▶ WRITTEN REQUEST: Write the entries below out again exactly; any picture in them stays out.

═════ RECORDS FOR PROCESSING

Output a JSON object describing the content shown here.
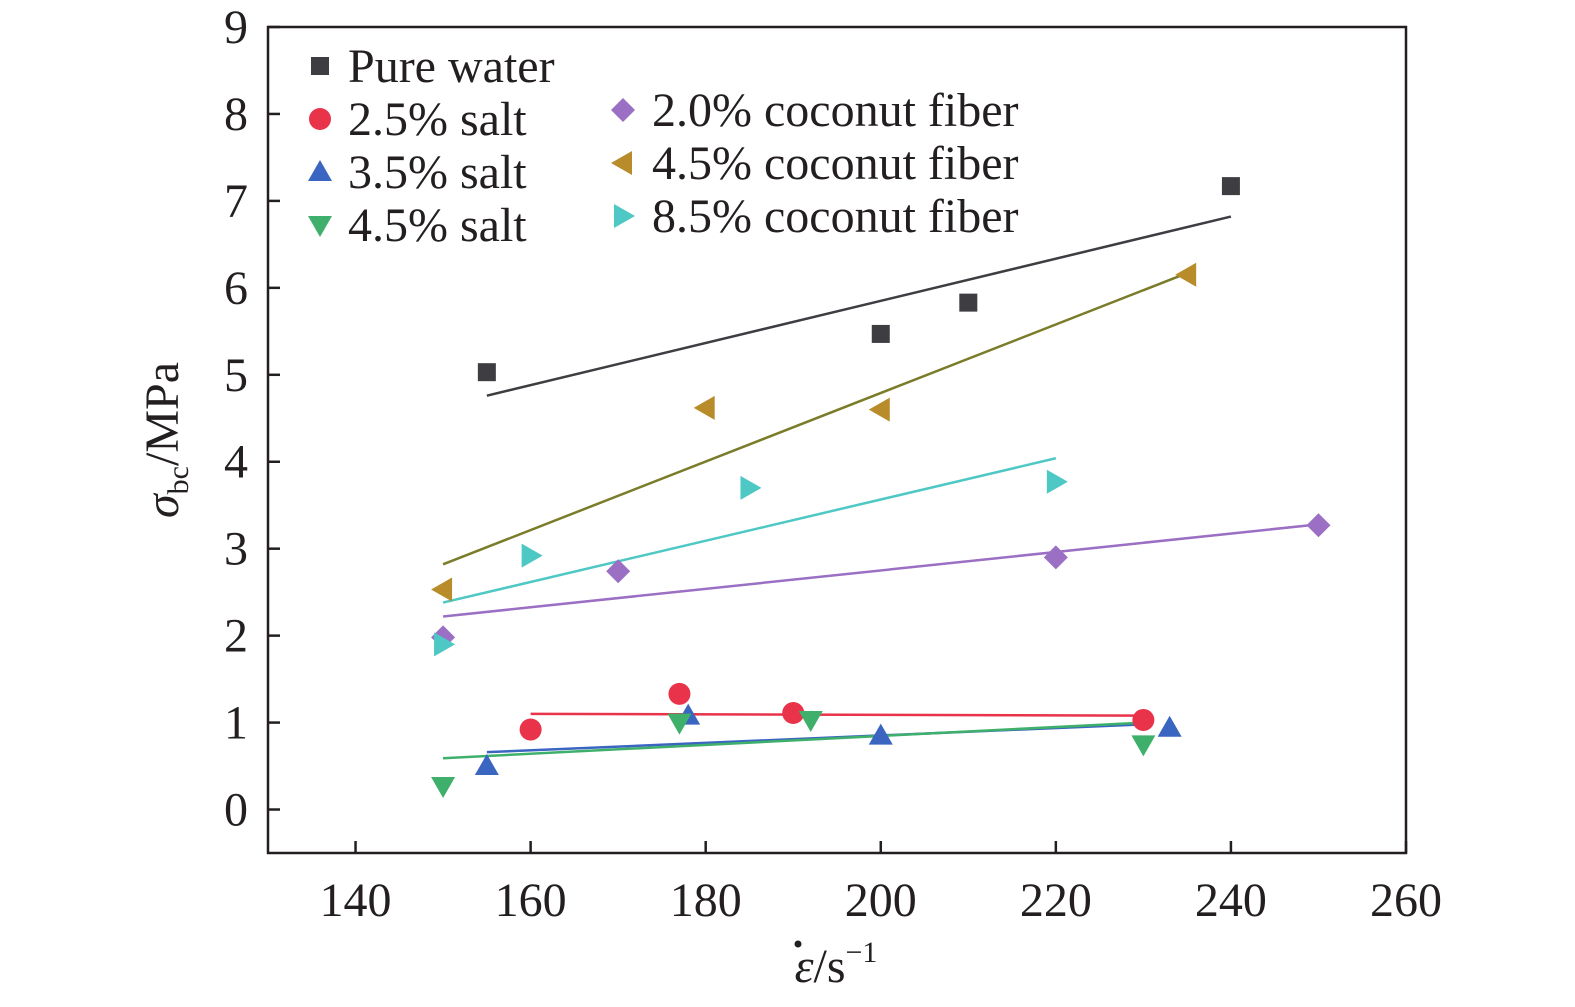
{
  "chart_data": {
    "type": "scatter",
    "xlabel": {
      "main": "ε",
      "unit": "/s",
      "exp": "−1"
    },
    "ylabel": {
      "main": "σ",
      "sub": "bc",
      "unit": "/MPa"
    },
    "xlim": [
      130,
      260
    ],
    "ylim": [
      -0.5,
      9
    ],
    "xticks": [
      140,
      160,
      180,
      200,
      220,
      240,
      260
    ],
    "yticks": [
      0,
      1,
      2,
      3,
      4,
      5,
      6,
      7,
      8,
      9
    ],
    "grid": false,
    "legend_placement": "top-left",
    "series": [
      {
        "name": "Pure water",
        "marker": "square",
        "color": "#3d3d42",
        "line_color": "#3d3d42",
        "x": [
          155,
          200,
          210,
          240
        ],
        "y": [
          5.03,
          5.47,
          5.83,
          7.17
        ],
        "fit": {
          "x": [
            155,
            240
          ],
          "y": [
            4.76,
            6.82
          ]
        }
      },
      {
        "name": "2.5% salt",
        "marker": "circle",
        "color": "#e8334a",
        "line_color": "#e8334a",
        "x": [
          160,
          177,
          190,
          230
        ],
        "y": [
          0.92,
          1.33,
          1.11,
          1.03
        ],
        "fit": {
          "x": [
            160,
            230
          ],
          "y": [
            1.1,
            1.08
          ]
        }
      },
      {
        "name": "3.5% salt",
        "marker": "triangle-up",
        "color": "#3a65c0",
        "line_color": "#3a65c0",
        "x": [
          155,
          178,
          200,
          233
        ],
        "y": [
          0.5,
          1.08,
          0.85,
          0.94
        ],
        "fit": {
          "x": [
            155,
            230
          ],
          "y": [
            0.66,
            0.98
          ]
        }
      },
      {
        "name": "4.5% salt",
        "marker": "triangle-down",
        "color": "#3fb06b",
        "line_color": "#3fb06b",
        "x": [
          150,
          177,
          192,
          230
        ],
        "y": [
          0.27,
          1.0,
          1.03,
          0.75
        ],
        "fit": {
          "x": [
            150,
            230
          ],
          "y": [
            0.59,
            1.0
          ]
        }
      },
      {
        "name": "2.0% coconut fiber",
        "marker": "diamond",
        "color": "#9a6fc4",
        "line_color": "#9a6fc4",
        "x": [
          150,
          170,
          220,
          250
        ],
        "y": [
          1.98,
          2.74,
          2.9,
          3.27
        ],
        "fit": {
          "x": [
            150,
            250
          ],
          "y": [
            2.22,
            3.28
          ]
        }
      },
      {
        "name": "4.5% coconut fiber",
        "marker": "triangle-left",
        "color": "#b98c2b",
        "line_color": "#7a7c2a",
        "x": [
          150,
          180,
          200,
          235
        ],
        "y": [
          2.53,
          4.62,
          4.6,
          6.15
        ],
        "fit": {
          "x": [
            150,
            235
          ],
          "y": [
            2.82,
            6.17
          ]
        }
      },
      {
        "name": "8.5% coconut fiber",
        "marker": "triangle-right",
        "color": "#4ec8c4",
        "line_color": "#4ec8c4",
        "x": [
          150,
          160,
          185,
          220
        ],
        "y": [
          1.9,
          2.92,
          3.7,
          3.77
        ],
        "fit": {
          "x": [
            150,
            220
          ],
          "y": [
            2.38,
            4.04
          ]
        }
      }
    ]
  }
}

══════════

▶ COMPLETED EXERCISE:
Output a JSON object describing the content shown here.
{
  "chart_data": {
    "type": "scatter",
    "xlabel": {
      "main": "ε",
      "unit": "/s",
      "exp": "−1"
    },
    "ylabel": {
      "main": "σ",
      "sub": "bc",
      "unit": "/MPa"
    },
    "xlim": [
      130,
      260
    ],
    "ylim": [
      -0.5,
      9
    ],
    "xticks": [
      140,
      160,
      180,
      200,
      220,
      240,
      260
    ],
    "yticks": [
      0,
      1,
      2,
      3,
      4,
      5,
      6,
      7,
      8,
      9
    ],
    "grid": false,
    "legend_placement": "top-left",
    "series": [
      {
        "name": "Pure water",
        "marker": "square",
        "color": "#3d3d42",
        "line_color": "#3d3d42",
        "x": [
          155,
          200,
          210,
          240
        ],
        "y": [
          5.03,
          5.47,
          5.83,
          7.17
        ],
        "fit": {
          "x": [
            155,
            240
          ],
          "y": [
            4.76,
            6.82
          ]
        }
      },
      {
        "name": "2.5% salt",
        "marker": "circle",
        "color": "#e8334a",
        "line_color": "#e8334a",
        "x": [
          160,
          177,
          190,
          230
        ],
        "y": [
          0.92,
          1.33,
          1.11,
          1.03
        ],
        "fit": {
          "x": [
            160,
            230
          ],
          "y": [
            1.1,
            1.08
          ]
        }
      },
      {
        "name": "3.5% salt",
        "marker": "triangle-up",
        "color": "#3a65c0",
        "line_color": "#3a65c0",
        "x": [
          155,
          178,
          200,
          233
        ],
        "y": [
          0.5,
          1.08,
          0.85,
          0.94
        ],
        "fit": {
          "x": [
            155,
            230
          ],
          "y": [
            0.66,
            0.98
          ]
        }
      },
      {
        "name": "4.5% salt",
        "marker": "triangle-down",
        "color": "#3fb06b",
        "line_color": "#3fb06b",
        "x": [
          150,
          177,
          192,
          230
        ],
        "y": [
          0.27,
          1.0,
          1.03,
          0.75
        ],
        "fit": {
          "x": [
            150,
            230
          ],
          "y": [
            0.59,
            1.0
          ]
        }
      },
      {
        "name": "2.0% coconut fiber",
        "marker": "diamond",
        "color": "#9a6fc4",
        "line_color": "#9a6fc4",
        "x": [
          150,
          170,
          220,
          250
        ],
        "y": [
          1.98,
          2.74,
          2.9,
          3.27
        ],
        "fit": {
          "x": [
            150,
            250
          ],
          "y": [
            2.22,
            3.28
          ]
        }
      },
      {
        "name": "4.5% coconut fiber",
        "marker": "triangle-left",
        "color": "#b98c2b",
        "line_color": "#7a7c2a",
        "x": [
          150,
          180,
          200,
          235
        ],
        "y": [
          2.53,
          4.62,
          4.6,
          6.15
        ],
        "fit": {
          "x": [
            150,
            235
          ],
          "y": [
            2.82,
            6.17
          ]
        }
      },
      {
        "name": "8.5% coconut fiber",
        "marker": "triangle-right",
        "color": "#4ec8c4",
        "line_color": "#4ec8c4",
        "x": [
          150,
          160,
          185,
          220
        ],
        "y": [
          1.9,
          2.92,
          3.7,
          3.77
        ],
        "fit": {
          "x": [
            150,
            220
          ],
          "y": [
            2.38,
            4.04
          ]
        }
      }
    ]
  }
}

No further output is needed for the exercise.